- Exercise requirements: Give the listing again character for character, but drop the images.

(Entries from a dataset)
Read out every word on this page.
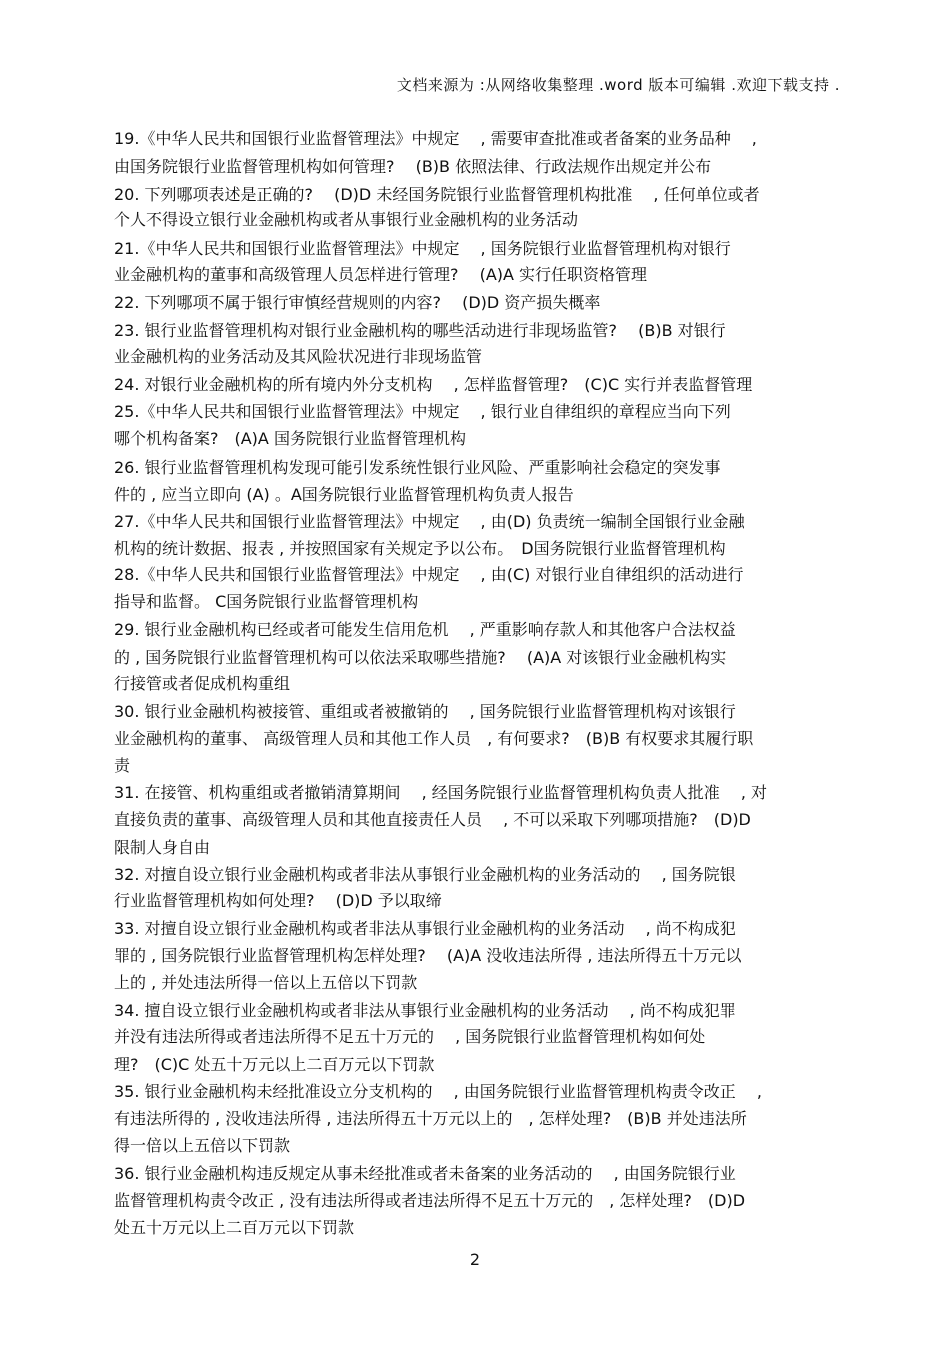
文档来源为 :从网络收集整理 .word 版本可编辑 .欢迎下载支持 .
19.《中华人民共和国银行业监督管理法》中规定　 , 需要审查批准或者备案的业务品种　 ,
由国务院银行业监督管理机构如何管理?　 (B)B 依照法律、行政法规作出规定并公布
20. 下列哪项表述是正确的?　 (D)D 未经国务院银行业监督管理机构批准　 , 任何单位或者
个人不得设立银行业金融机构或者从事银行业金融机构的业务活动
21.《中华人民共和国银行业监督管理法》中规定　 , 国务院银行业监督管理机构对银行
业金融机构的董事和高级管理人员怎样进行管理?　 (A)A 实行任职资格管理
22. 下列哪项不属于银行审慎经营规则的内容?　 (D)D 资产损失概率
23. 银行业监督管理机构对银行业金融机构的哪些活动进行非现场监管?　 (B)B 对银行
业金融机构的业务活动及其风险状况进行非现场监管
24. 对银行业金融机构的所有境内外分支机构　 , 怎样监督管理?　(C)C 实行并表监督管理
25.《中华人民共和国银行业监督管理法》中规定　 , 银行业自律组织的章程应当向下列
哪个机构备案?　(A)A 国务院银行业监督管理机构
26. 银行业监督管理机构发现可能引发系统性银行业风险、严重影响社会稳定的突发事
件的 , 应当立即向 (A) 。A国务院银行业监督管理机构负责人报告
27.《中华人民共和国银行业监督管理法》中规定　 , 由(D) 负责统一编制全国银行业金融
机构的统计数据、报表 , 并按照国家有关规定予以公布。　D国务院银行业监督管理机构
28.《中华人民共和国银行业监督管理法》中规定　 , 由(C) 对银行业自律组织的活动进行
指导和监督。 C国务院银行业监督管理机构
29. 银行业金融机构已经或者可能发生信用危机　 , 严重影响存款人和其他客户合法权益
的 , 国务院银行业监督管理机构可以依法采取哪些措施?　 (A)A 对该银行业金融机构实
行接管或者促成机构重组
30. 银行业金融机构被接管、重组或者被撤销的　 , 国务院银行业监督管理机构对该银行
业金融机构的董事、 高级管理人员和其他工作人员　, 有何要求?　(B)B 有权要求其履行职
责
31. 在接管、机构重组或者撤销清算期间　 , 经国务院银行业监督管理机构负责人批准　 , 对
直接负责的董事、高级管理人员和其他直接责任人员　 , 不可以采取下列哪项措施?　(D)D
限制人身自由
32. 对擅自设立银行业金融机构或者非法从事银行业金融机构的业务活动的　 , 国务院银
行业监督管理机构如何处理?　 (D)D 予以取缔
33. 对擅自设立银行业金融机构或者非法从事银行业金融机构的业务活动　 , 尚不构成犯
罪的 , 国务院银行业监督管理机构怎样处理?　 (A)A 没收违法所得 , 违法所得五十万元以
上的 , 并处违法所得一倍以上五倍以下罚款
34. 擅自设立银行业金融机构或者非法从事银行业金融机构的业务活动　 , 尚不构成犯罪
并没有违法所得或者违法所得不足五十万元的　 , 国务院银行业监督管理机构如何处
理?　(C)C 处五十万元以上二百万元以下罚款
35. 银行业金融机构未经批准设立分支机构的　 , 由国务院银行业监督管理机构责令改正　 ,
有违法所得的 , 没收违法所得 , 违法所得五十万元以上的　, 怎样处理?　(B)B 并处违法所
得一倍以上五倍以下罚款
36. 银行业金融机构违反规定从事未经批准或者未备案的业务活动的　 , 由国务院银行业
监督管理机构责令改正 , 没有违法所得或者违法所得不足五十万元的　, 怎样处理?　(D)D
处五十万元以上二百万元以下罚款
2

- Task result:
Read out every word on this page.
文档来源为 :从网络收集整理 .word 版本可编辑 .欢迎下载支持 .
19.《中华人民共和国银行业监督管理法》中规定　 , 需要审查批准或者备案的业务品种　 ,
由国务院银行业监督管理机构如何管理?　 (B)B 依照法律、行政法规作出规定并公布
20. 下列哪项表述是正确的?　 (D)D 未经国务院银行业监督管理机构批准　 , 任何单位或者
个人不得设立银行业金融机构或者从事银行业金融机构的业务活动
21.《中华人民共和国银行业监督管理法》中规定　 , 国务院银行业监督管理机构对银行
业金融机构的董事和高级管理人员怎样进行管理?　 (A)A 实行任职资格管理
22. 下列哪项不属于银行审慎经营规则的内容?　 (D)D 资产损失概率
23. 银行业监督管理机构对银行业金融机构的哪些活动进行非现场监管?　 (B)B 对银行
业金融机构的业务活动及其风险状况进行非现场监管
24. 对银行业金融机构的所有境内外分支机构　 , 怎样监督管理?　(C)C 实行并表监督管理
25.《中华人民共和国银行业监督管理法》中规定　 , 银行业自律组织的章程应当向下列
哪个机构备案?　(A)A 国务院银行业监督管理机构
26. 银行业监督管理机构发现可能引发系统性银行业风险、严重影响社会稳定的突发事
件的 , 应当立即向 (A) 。A国务院银行业监督管理机构负责人报告
27.《中华人民共和国银行业监督管理法》中规定　 , 由(D) 负责统一编制全国银行业金融
机构的统计数据、报表 , 并按照国家有关规定予以公布。　D国务院银行业监督管理机构
28.《中华人民共和国银行业监督管理法》中规定　 , 由(C) 对银行业自律组织的活动进行
指导和监督。 C国务院银行业监督管理机构
29. 银行业金融机构已经或者可能发生信用危机　 , 严重影响存款人和其他客户合法权益
的 , 国务院银行业监督管理机构可以依法采取哪些措施?　 (A)A 对该银行业金融机构实
行接管或者促成机构重组
30. 银行业金融机构被接管、重组或者被撤销的　 , 国务院银行业监督管理机构对该银行
业金融机构的董事、 高级管理人员和其他工作人员　, 有何要求?　(B)B 有权要求其履行职
责
31. 在接管、机构重组或者撤销清算期间　 , 经国务院银行业监督管理机构负责人批准　 , 对
直接负责的董事、高级管理人员和其他直接责任人员　 , 不可以采取下列哪项措施?　(D)D
限制人身自由
32. 对擅自设立银行业金融机构或者非法从事银行业金融机构的业务活动的　 , 国务院银
行业监督管理机构如何处理?　 (D)D 予以取缔
33. 对擅自设立银行业金融机构或者非法从事银行业金融机构的业务活动　 , 尚不构成犯
罪的 , 国务院银行业监督管理机构怎样处理?　 (A)A 没收违法所得 , 违法所得五十万元以
上的 , 并处违法所得一倍以上五倍以下罚款
34. 擅自设立银行业金融机构或者非法从事银行业金融机构的业务活动　 , 尚不构成犯罪
并没有违法所得或者违法所得不足五十万元的　 , 国务院银行业监督管理机构如何处
理?　(C)C 处五十万元以上二百万元以下罚款
35. 银行业金融机构未经批准设立分支机构的　 , 由国务院银行业监督管理机构责令改正　 ,
有违法所得的 , 没收违法所得 , 违法所得五十万元以上的　, 怎样处理?　(B)B 并处违法所
得一倍以上五倍以下罚款
36. 银行业金融机构违反规定从事未经批准或者未备案的业务活动的　 , 由国务院银行业
监督管理机构责令改正 , 没有违法所得或者违法所得不足五十万元的　, 怎样处理?　(D)D
处五十万元以上二百万元以下罚款
2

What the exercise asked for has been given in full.